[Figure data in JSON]
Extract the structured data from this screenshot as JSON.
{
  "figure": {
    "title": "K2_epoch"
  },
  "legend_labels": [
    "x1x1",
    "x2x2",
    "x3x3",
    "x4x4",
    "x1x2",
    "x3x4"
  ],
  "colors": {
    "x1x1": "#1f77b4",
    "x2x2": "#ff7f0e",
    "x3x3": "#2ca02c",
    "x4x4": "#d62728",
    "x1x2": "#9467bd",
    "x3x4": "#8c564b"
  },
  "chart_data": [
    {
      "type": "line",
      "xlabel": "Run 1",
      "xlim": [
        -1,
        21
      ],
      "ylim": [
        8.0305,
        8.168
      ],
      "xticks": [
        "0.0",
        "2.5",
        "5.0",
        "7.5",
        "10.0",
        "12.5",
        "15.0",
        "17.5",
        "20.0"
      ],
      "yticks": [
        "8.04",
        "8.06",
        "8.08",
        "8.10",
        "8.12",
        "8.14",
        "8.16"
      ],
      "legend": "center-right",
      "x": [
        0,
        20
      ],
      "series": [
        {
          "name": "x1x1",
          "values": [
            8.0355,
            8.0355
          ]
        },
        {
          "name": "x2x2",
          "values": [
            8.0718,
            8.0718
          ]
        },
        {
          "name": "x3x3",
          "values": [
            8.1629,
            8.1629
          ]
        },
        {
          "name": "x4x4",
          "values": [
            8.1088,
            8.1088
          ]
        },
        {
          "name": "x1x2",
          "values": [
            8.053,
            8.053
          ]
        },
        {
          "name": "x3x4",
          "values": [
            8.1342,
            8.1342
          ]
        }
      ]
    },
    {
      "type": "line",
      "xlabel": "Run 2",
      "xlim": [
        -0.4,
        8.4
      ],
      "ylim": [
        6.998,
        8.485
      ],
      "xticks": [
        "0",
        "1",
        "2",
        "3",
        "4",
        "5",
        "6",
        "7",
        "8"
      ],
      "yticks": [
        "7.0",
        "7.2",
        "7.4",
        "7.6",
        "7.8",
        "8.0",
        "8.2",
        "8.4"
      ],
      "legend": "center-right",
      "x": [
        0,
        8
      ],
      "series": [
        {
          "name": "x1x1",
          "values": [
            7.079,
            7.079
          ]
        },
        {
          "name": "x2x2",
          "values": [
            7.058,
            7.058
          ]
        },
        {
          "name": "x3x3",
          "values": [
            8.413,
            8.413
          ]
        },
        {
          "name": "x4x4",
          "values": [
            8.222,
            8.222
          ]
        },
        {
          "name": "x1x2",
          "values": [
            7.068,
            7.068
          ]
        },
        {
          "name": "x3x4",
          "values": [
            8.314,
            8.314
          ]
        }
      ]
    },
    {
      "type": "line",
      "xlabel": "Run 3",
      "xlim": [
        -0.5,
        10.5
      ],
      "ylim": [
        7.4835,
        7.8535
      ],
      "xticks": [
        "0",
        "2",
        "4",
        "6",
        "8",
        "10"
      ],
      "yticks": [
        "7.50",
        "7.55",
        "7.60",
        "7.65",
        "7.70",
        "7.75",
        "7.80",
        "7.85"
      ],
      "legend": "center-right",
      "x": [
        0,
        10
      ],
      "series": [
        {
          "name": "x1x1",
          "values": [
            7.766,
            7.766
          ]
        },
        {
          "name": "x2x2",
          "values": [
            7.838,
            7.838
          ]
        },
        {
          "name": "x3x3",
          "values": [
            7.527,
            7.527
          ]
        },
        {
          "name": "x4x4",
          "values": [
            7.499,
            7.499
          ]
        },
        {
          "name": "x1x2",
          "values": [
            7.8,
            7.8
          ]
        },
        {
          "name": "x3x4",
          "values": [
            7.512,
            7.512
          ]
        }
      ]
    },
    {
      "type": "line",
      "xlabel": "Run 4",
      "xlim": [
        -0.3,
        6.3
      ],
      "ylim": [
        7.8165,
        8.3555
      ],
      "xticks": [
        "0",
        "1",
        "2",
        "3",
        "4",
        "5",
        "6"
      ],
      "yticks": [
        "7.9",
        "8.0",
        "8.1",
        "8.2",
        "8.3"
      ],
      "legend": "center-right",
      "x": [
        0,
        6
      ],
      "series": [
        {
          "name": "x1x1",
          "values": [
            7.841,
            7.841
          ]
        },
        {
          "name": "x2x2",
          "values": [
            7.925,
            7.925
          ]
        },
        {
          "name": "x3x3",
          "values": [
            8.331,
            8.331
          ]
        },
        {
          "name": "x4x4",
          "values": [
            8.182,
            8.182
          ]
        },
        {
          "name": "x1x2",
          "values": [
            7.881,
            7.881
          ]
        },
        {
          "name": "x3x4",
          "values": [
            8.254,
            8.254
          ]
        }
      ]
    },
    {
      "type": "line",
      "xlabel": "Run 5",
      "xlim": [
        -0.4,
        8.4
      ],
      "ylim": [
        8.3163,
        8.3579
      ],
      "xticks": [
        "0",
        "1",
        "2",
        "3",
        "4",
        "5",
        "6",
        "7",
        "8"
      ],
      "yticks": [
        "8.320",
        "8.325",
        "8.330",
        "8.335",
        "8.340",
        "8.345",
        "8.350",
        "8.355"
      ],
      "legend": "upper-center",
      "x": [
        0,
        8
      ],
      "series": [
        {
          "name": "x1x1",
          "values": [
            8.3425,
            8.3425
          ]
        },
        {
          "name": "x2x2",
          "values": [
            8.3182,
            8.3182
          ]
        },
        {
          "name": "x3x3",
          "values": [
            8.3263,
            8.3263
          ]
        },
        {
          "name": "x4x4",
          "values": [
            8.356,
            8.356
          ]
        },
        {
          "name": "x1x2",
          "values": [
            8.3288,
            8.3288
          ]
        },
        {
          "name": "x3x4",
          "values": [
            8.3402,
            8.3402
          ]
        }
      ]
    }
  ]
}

### Directions for this task
Write the data back out verbatim.

### Output for this task
Extract the structured data from this screenshot as JSON.
{
  "figure": {
    "title": "K2_epoch"
  },
  "legend_labels": [
    "x1x1",
    "x2x2",
    "x3x3",
    "x4x4",
    "x1x2",
    "x3x4"
  ],
  "colors": {
    "x1x1": "#1f77b4",
    "x2x2": "#ff7f0e",
    "x3x3": "#2ca02c",
    "x4x4": "#d62728",
    "x1x2": "#9467bd",
    "x3x4": "#8c564b"
  },
  "chart_data": [
    {
      "type": "line",
      "xlabel": "Run 1",
      "xlim": [
        -1,
        21
      ],
      "ylim": [
        8.0305,
        8.168
      ],
      "xticks": [
        "0.0",
        "2.5",
        "5.0",
        "7.5",
        "10.0",
        "12.5",
        "15.0",
        "17.5",
        "20.0"
      ],
      "yticks": [
        "8.04",
        "8.06",
        "8.08",
        "8.10",
        "8.12",
        "8.14",
        "8.16"
      ],
      "legend": "center-right",
      "x": [
        0,
        20
      ],
      "series": [
        {
          "name": "x1x1",
          "values": [
            8.0355,
            8.0355
          ]
        },
        {
          "name": "x2x2",
          "values": [
            8.0718,
            8.0718
          ]
        },
        {
          "name": "x3x3",
          "values": [
            8.1629,
            8.1629
          ]
        },
        {
          "name": "x4x4",
          "values": [
            8.1088,
            8.1088
          ]
        },
        {
          "name": "x1x2",
          "values": [
            8.053,
            8.053
          ]
        },
        {
          "name": "x3x4",
          "values": [
            8.1342,
            8.1342
          ]
        }
      ]
    },
    {
      "type": "line",
      "xlabel": "Run 2",
      "xlim": [
        -0.4,
        8.4
      ],
      "ylim": [
        6.998,
        8.485
      ],
      "xticks": [
        "0",
        "1",
        "2",
        "3",
        "4",
        "5",
        "6",
        "7",
        "8"
      ],
      "yticks": [
        "7.0",
        "7.2",
        "7.4",
        "7.6",
        "7.8",
        "8.0",
        "8.2",
        "8.4"
      ],
      "legend": "center-right",
      "x": [
        0,
        8
      ],
      "series": [
        {
          "name": "x1x1",
          "values": [
            7.079,
            7.079
          ]
        },
        {
          "name": "x2x2",
          "values": [
            7.058,
            7.058
          ]
        },
        {
          "name": "x3x3",
          "values": [
            8.413,
            8.413
          ]
        },
        {
          "name": "x4x4",
          "values": [
            8.222,
            8.222
          ]
        },
        {
          "name": "x1x2",
          "values": [
            7.068,
            7.068
          ]
        },
        {
          "name": "x3x4",
          "values": [
            8.314,
            8.314
          ]
        }
      ]
    },
    {
      "type": "line",
      "xlabel": "Run 3",
      "xlim": [
        -0.5,
        10.5
      ],
      "ylim": [
        7.4835,
        7.8535
      ],
      "xticks": [
        "0",
        "2",
        "4",
        "6",
        "8",
        "10"
      ],
      "yticks": [
        "7.50",
        "7.55",
        "7.60",
        "7.65",
        "7.70",
        "7.75",
        "7.80",
        "7.85"
      ],
      "legend": "center-right",
      "x": [
        0,
        10
      ],
      "series": [
        {
          "name": "x1x1",
          "values": [
            7.766,
            7.766
          ]
        },
        {
          "name": "x2x2",
          "values": [
            7.838,
            7.838
          ]
        },
        {
          "name": "x3x3",
          "values": [
            7.527,
            7.527
          ]
        },
        {
          "name": "x4x4",
          "values": [
            7.499,
            7.499
          ]
        },
        {
          "name": "x1x2",
          "values": [
            7.8,
            7.8
          ]
        },
        {
          "name": "x3x4",
          "values": [
            7.512,
            7.512
          ]
        }
      ]
    },
    {
      "type": "line",
      "xlabel": "Run 4",
      "xlim": [
        -0.3,
        6.3
      ],
      "ylim": [
        7.8165,
        8.3555
      ],
      "xticks": [
        "0",
        "1",
        "2",
        "3",
        "4",
        "5",
        "6"
      ],
      "yticks": [
        "7.9",
        "8.0",
        "8.1",
        "8.2",
        "8.3"
      ],
      "legend": "center-right",
      "x": [
        0,
        6
      ],
      "series": [
        {
          "name": "x1x1",
          "values": [
            7.841,
            7.841
          ]
        },
        {
          "name": "x2x2",
          "values": [
            7.925,
            7.925
          ]
        },
        {
          "name": "x3x3",
          "values": [
            8.331,
            8.331
          ]
        },
        {
          "name": "x4x4",
          "values": [
            8.182,
            8.182
          ]
        },
        {
          "name": "x1x2",
          "values": [
            7.881,
            7.881
          ]
        },
        {
          "name": "x3x4",
          "values": [
            8.254,
            8.254
          ]
        }
      ]
    },
    {
      "type": "line",
      "xlabel": "Run 5",
      "xlim": [
        -0.4,
        8.4
      ],
      "ylim": [
        8.3163,
        8.3579
      ],
      "xticks": [
        "0",
        "1",
        "2",
        "3",
        "4",
        "5",
        "6",
        "7",
        "8"
      ],
      "yticks": [
        "8.320",
        "8.325",
        "8.330",
        "8.335",
        "8.340",
        "8.345",
        "8.350",
        "8.355"
      ],
      "legend": "upper-center",
      "x": [
        0,
        8
      ],
      "series": [
        {
          "name": "x1x1",
          "values": [
            8.3425,
            8.3425
          ]
        },
        {
          "name": "x2x2",
          "values": [
            8.3182,
            8.3182
          ]
        },
        {
          "name": "x3x3",
          "values": [
            8.3263,
            8.3263
          ]
        },
        {
          "name": "x4x4",
          "values": [
            8.356,
            8.356
          ]
        },
        {
          "name": "x1x2",
          "values": [
            8.3288,
            8.3288
          ]
        },
        {
          "name": "x3x4",
          "values": [
            8.3402,
            8.3402
          ]
        }
      ]
    }
  ]
}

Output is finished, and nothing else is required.